Task statement: Reproduce the data below verbatim, omitting the pictures from your answer.

The records:
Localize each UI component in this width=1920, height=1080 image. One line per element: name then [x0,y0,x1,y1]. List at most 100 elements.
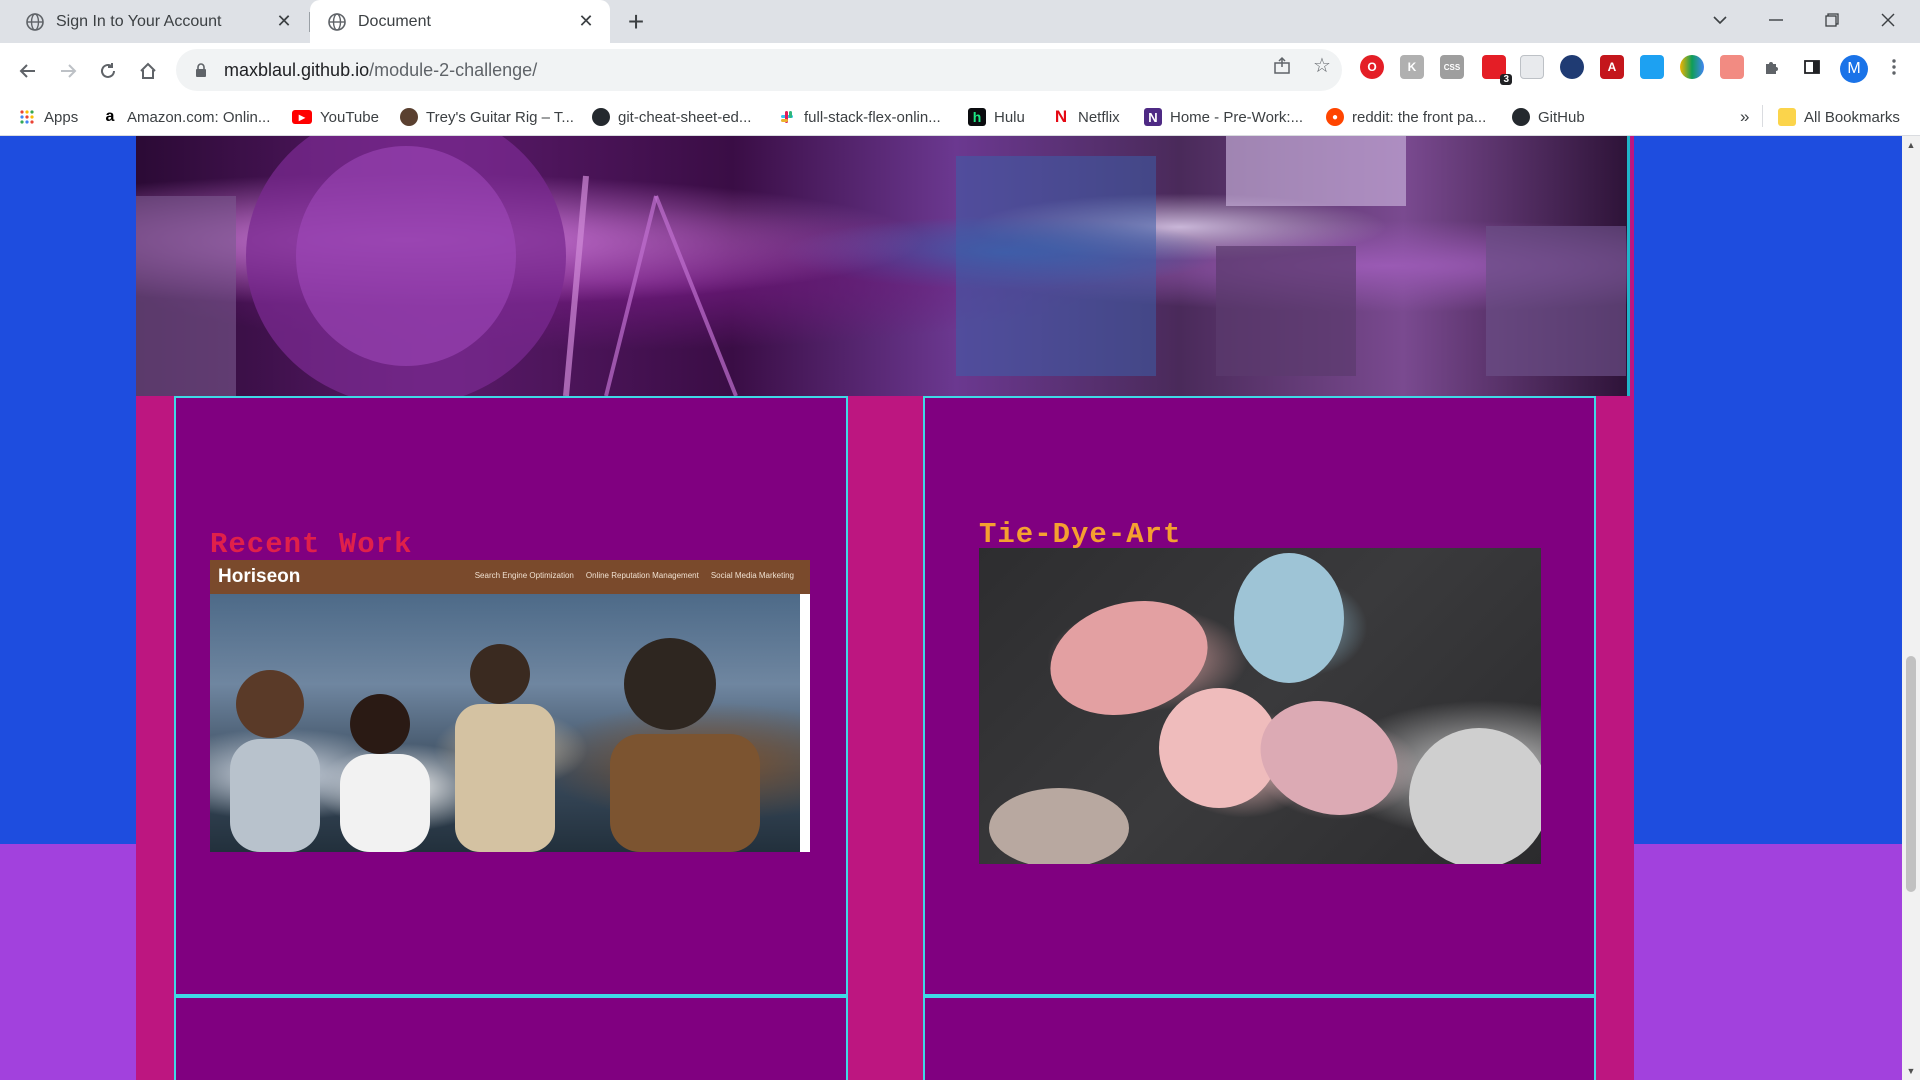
bookmark-label: reddit: the front pa... [1352,108,1487,126]
tie-dye-card: Tie-Dye-Art [923,396,1596,996]
page-container: Recent Work Horiseon Search Engine Optim… [136,136,1634,1080]
tab-document[interactable]: Document ✕ [310,0,610,43]
close-window-button[interactable] [1860,0,1916,40]
share-icon[interactable] [1270,53,1294,77]
apps-grid-icon [18,108,36,126]
bookmark-hulu[interactable]: h Hulu [968,105,1025,129]
amazon-icon: a [105,108,115,125]
horiseon-team-photo [210,594,800,852]
tie-dye-heading: Tie-Dye-Art [979,518,1182,551]
bookmark-label: Trey's Guitar Rig – T... [426,108,574,126]
tab-close-icon[interactable]: ✕ [272,10,296,34]
horiseon-header: Horiseon Search Engine Optimization Onli… [210,560,810,594]
folder-icon [1778,108,1796,126]
reload-button[interactable] [90,53,126,89]
all-bookmarks-button[interactable]: All Bookmarks [1778,105,1900,129]
bookmark-treys-guitar-rig[interactable]: Trey's Guitar Rig – T... [400,105,574,129]
horiseon-nav-link: Online Reputation Management [585,571,699,580]
tab-sign-in[interactable]: Sign In to Your Account ✕ [8,0,308,43]
tab-close-icon[interactable]: ✕ [574,10,598,34]
globe-icon [26,12,44,31]
tab-strip: Sign In to Your Account ✕ Document ✕ + [0,0,1920,43]
github-icon [592,108,610,126]
bookmark-netflix[interactable]: N Netflix [1052,105,1120,129]
bookmark-label: Home - Pre-Work:... [1170,108,1304,126]
bookmark-label: Hulu [994,108,1025,126]
bookmark-label: GitHub [1538,108,1585,126]
css-extension-icon[interactable]: CSS [1440,55,1464,79]
bookmark-reddit[interactable]: ● reddit: the front pa... [1326,105,1486,129]
extension-icon[interactable] [1720,55,1744,79]
new-tab-button[interactable]: + [620,6,652,38]
page-viewport: Recent Work Horiseon Search Engine Optim… [0,136,1902,1080]
restore-icon [1825,13,1839,27]
site-icon [400,108,418,126]
horiseon-screenshot[interactable]: Horiseon Search Engine Optimization Onli… [210,560,810,852]
bookmarks-divider [1762,105,1763,127]
scrollbar-thumb[interactable] [1906,656,1916,892]
horiseon-nav-link: Search Engine Optimization [474,571,574,580]
extension-icon[interactable]: K [1400,55,1424,79]
bookmark-amazon[interactable]: a Amazon.com: Onlin... [101,105,271,129]
horiseon-brand: Horiseon [218,566,301,587]
bookmark-label: All Bookmarks [1804,108,1900,126]
bookmark-git-cheat-sheet[interactable]: git-cheat-sheet-ed... [592,105,751,129]
horiseon-nav: Search Engine Optimization Online Reputa… [475,571,794,580]
tab-title: Document [358,12,431,30]
project-card [174,996,848,1080]
home-button[interactable] [130,53,166,89]
url-path: /module-2-challenge/ [369,59,538,80]
tab-search-button[interactable] [1692,0,1748,40]
globe-icon [328,12,346,31]
home-icon [140,62,156,79]
color-picker-extension-icon[interactable] [1680,55,1704,79]
hero-art [136,136,1626,396]
menu-kebab-icon[interactable] [1882,55,1906,79]
minimize-button[interactable] [1748,0,1804,40]
back-arrow-icon [19,64,35,78]
minimize-icon [1769,19,1783,21]
puzzle-extensions-icon[interactable] [1760,55,1784,79]
globe-extension-icon[interactable] [1560,55,1584,79]
hero-image [136,136,1630,396]
address-bar[interactable]: maxblaul.github.io/module-2-challenge/ [176,49,1342,91]
bookmark-label: Apps [44,108,79,126]
opera-extension-icon[interactable]: O [1360,55,1384,79]
bookmark-star-icon[interactable]: ☆ [1310,53,1334,77]
bookmark-full-stack-flex[interactable]: full-stack-flex-onlin... [778,105,941,129]
notion-icon: N [1144,108,1162,126]
pdf-extension-icon[interactable]: A [1600,55,1624,79]
bookmarks-overflow-button[interactable]: » [1740,105,1749,129]
bookmark-pre-work[interactable]: N Home - Pre-Work:... [1144,105,1303,129]
netflix-icon: N [1054,107,1068,126]
bookmark-label: full-stack-flex-onlin... [804,108,941,126]
forward-arrow-icon [61,64,77,78]
reload-icon [101,63,115,78]
bookmark-github[interactable]: GitHub [1512,105,1585,129]
side-panel-icon[interactable] [1800,55,1824,79]
bookmark-apps[interactable]: Apps [18,105,78,129]
url-host: maxblaul.github.io [224,59,370,80]
bookmark-label: git-cheat-sheet-ed... [618,108,752,126]
lock-icon[interactable] [192,63,210,77]
scroll-down-icon[interactable]: ▼ [1906,1066,1916,1076]
back-button[interactable] [10,53,46,89]
tie-dye-hands-photo[interactable] [979,548,1541,864]
reddit-icon: ● [1326,108,1344,126]
youtube-icon: ▶ [292,110,312,124]
restore-button[interactable] [1804,0,1860,40]
horiseon-nav-link: Social Media Marketing [710,571,794,580]
close-icon [1881,13,1895,27]
camera-extension-icon[interactable] [1640,55,1664,79]
forward-button[interactable] [50,53,86,89]
page-scrollbar[interactable]: ▲ ▼ [1902,136,1920,1080]
bookmark-youtube[interactable]: ▶ YouTube [292,105,379,129]
chevron-down-icon [1713,16,1727,25]
tab-title: Sign In to Your Account [56,12,222,30]
browser-toolbar: maxblaul.github.io/module-2-challenge/ ☆… [0,43,1920,98]
scroll-up-icon[interactable]: ▲ [1906,140,1916,150]
extension-icon[interactable] [1520,55,1544,79]
profile-avatar[interactable]: M [1840,55,1868,83]
shield-extension-icon[interactable]: 3 [1482,55,1512,85]
project-card [923,996,1596,1080]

Solved problem:
Localize each UI component in this width=1920, height=1080 image. One line per element: name then [x0,y0,x1,y1]. List at most 100 elements.
bookmark-label: reddit: the front pa... [1352,108,1487,126]
tie-dye-card: Tie-Dye-Art [923,396,1596,996]
page-container: Recent Work Horiseon Search Engine Optim… [136,136,1634,1080]
tab-document[interactable]: Document ✕ [310,0,610,43]
close-window-button[interactable] [1860,0,1916,40]
share-icon[interactable] [1270,53,1294,77]
apps-grid-icon [18,108,36,126]
bookmark-hulu[interactable]: h Hulu [968,105,1025,129]
amazon-icon: a [105,108,115,125]
horiseon-team-photo [210,594,800,852]
tie-dye-heading: Tie-Dye-Art [979,518,1182,551]
bookmark-label: Trey's Guitar Rig – T... [426,108,574,126]
tab-close-icon[interactable]: ✕ [272,10,296,34]
horiseon-header: Horiseon Search Engine Optimization Onli… [210,560,810,594]
folder-icon [1778,108,1796,126]
reload-button[interactable] [90,53,126,89]
all-bookmarks-button[interactable]: All Bookmarks [1778,105,1900,129]
bookmark-treys-guitar-rig[interactable]: Trey's Guitar Rig – T... [400,105,574,129]
horiseon-nav-link: Online Reputation Management [585,571,699,580]
tab-sign-in[interactable]: Sign In to Your Account ✕ [8,0,308,43]
tab-close-icon[interactable]: ✕ [574,10,598,34]
globe-icon [26,12,44,31]
tab-strip: Sign In to Your Account ✕ Document ✕ + [0,0,1920,43]
github-icon [592,108,610,126]
bookmark-netflix[interactable]: N Netflix [1052,105,1120,129]
bookmark-label: Home - Pre-Work:... [1170,108,1304,126]
bookmark-label: Hulu [994,108,1025,126]
bookmark-label: GitHub [1538,108,1585,126]
css-extension-icon[interactable]: CSS [1440,55,1464,79]
bookmark-reddit[interactable]: ● reddit: the front pa... [1326,105,1486,129]
extension-icon[interactable] [1720,55,1744,79]
new-tab-button[interactable]: + [620,6,652,38]
page-viewport: Recent Work Horiseon Search Engine Optim… [0,136,1902,1080]
restore-icon [1825,13,1839,27]
site-icon [400,108,418,126]
horiseon-screenshot[interactable]: Horiseon Search Engine Optimization Onli… [210,560,810,852]
bookmarks-divider [1762,105,1763,127]
scrollbar-thumb[interactable] [1906,656,1916,892]
horiseon-nav-link: Search Engine Optimization [474,571,574,580]
extension-icon[interactable]: K [1400,55,1424,79]
bookmark-amazon[interactable]: a Amazon.com: Onlin... [101,105,271,129]
horiseon-brand: Horiseon [218,566,301,587]
bookmark-label: All Bookmarks [1804,108,1900,126]
bookmark-git-cheat-sheet[interactable]: git-cheat-sheet-ed... [592,105,751,129]
horiseon-nav: Search Engine Optimization Online Reputa… [475,571,794,580]
tab-title: Document [358,12,431,30]
project-card [174,996,848,1080]
home-button[interactable] [130,53,166,89]
url-path: /module-2-challenge/ [369,59,538,80]
tab-search-button[interactable] [1692,0,1748,40]
globe-icon [328,12,346,31]
home-icon [140,62,156,79]
color-picker-extension-icon[interactable] [1680,55,1704,79]
hero-art [136,136,1626,396]
menu-kebab-icon[interactable] [1882,55,1906,79]
minimize-button[interactable] [1748,0,1804,40]
back-arrow-icon [19,64,35,78]
minimize-icon [1769,19,1783,21]
puzzle-extensions-icon[interactable] [1760,55,1784,79]
globe-extension-icon[interactable] [1560,55,1584,79]
hero-image [136,136,1630,396]
address-bar[interactable]: maxblaul.github.io/module-2-challenge/ [176,49,1342,91]
bookmark-label: Apps [44,108,79,126]
opera-extension-icon[interactable]: O [1360,55,1384,79]
bookmark-star-icon[interactable]: ☆ [1310,53,1334,77]
bookmark-full-stack-flex[interactable]: full-stack-flex-onlin... [778,105,941,129]
notion-icon: N [1144,108,1162,126]
pdf-extension-icon[interactable]: A [1600,55,1624,79]
bookmarks-overflow-button[interactable]: » [1740,105,1749,129]
bookmark-pre-work[interactable]: N Home - Pre-Work:... [1144,105,1303,129]
netflix-icon: N [1054,107,1068,126]
bookmark-label: full-stack-flex-onlin... [804,108,941,126]
forward-arrow-icon [61,64,77,78]
reload-icon [101,63,115,78]
bookmark-github[interactable]: GitHub [1512,105,1585,129]
side-panel-icon[interactable] [1800,55,1824,79]
bookmark-apps[interactable]: Apps [18,105,78,129]
url-host: maxblaul.github.io [224,59,370,80]
bookmark-label: git-cheat-sheet-ed... [618,108,752,126]
lock-icon[interactable] [192,63,210,77]
scroll-down-icon[interactable]: ▼ [1906,1066,1916,1076]
back-button[interactable] [10,53,46,89]
tie-dye-hands-photo[interactable] [979,548,1541,864]
reddit-icon: ● [1326,108,1344,126]
youtube-icon: ▶ [292,110,312,124]
restore-button[interactable] [1804,0,1860,40]
horiseon-nav-link: Social Media Marketing [710,571,794,580]
close-icon [1881,13,1895,27]
camera-extension-icon[interactable] [1640,55,1664,79]
forward-button[interactable] [50,53,86,89]
page-scrollbar[interactable]: ▲ ▼ [1902,136,1920,1080]
bookmark-youtube[interactable]: ▶ YouTube [292,105,379,129]
chevron-down-icon [1713,16,1727,25]
tab-title: Sign In to Your Account [56,12,222,30]
browser-toolbar: maxblaul.github.io/module-2-challenge/ ☆… [0,43,1920,98]
scroll-up-icon[interactable]: ▲ [1906,140,1916,150]
extension-icon[interactable] [1520,55,1544,79]
profile-avatar[interactable]: M [1840,55,1868,83]
shield-extension-icon[interactable]: 3 [1482,55,1512,85]
project-card [923,996,1596,1080]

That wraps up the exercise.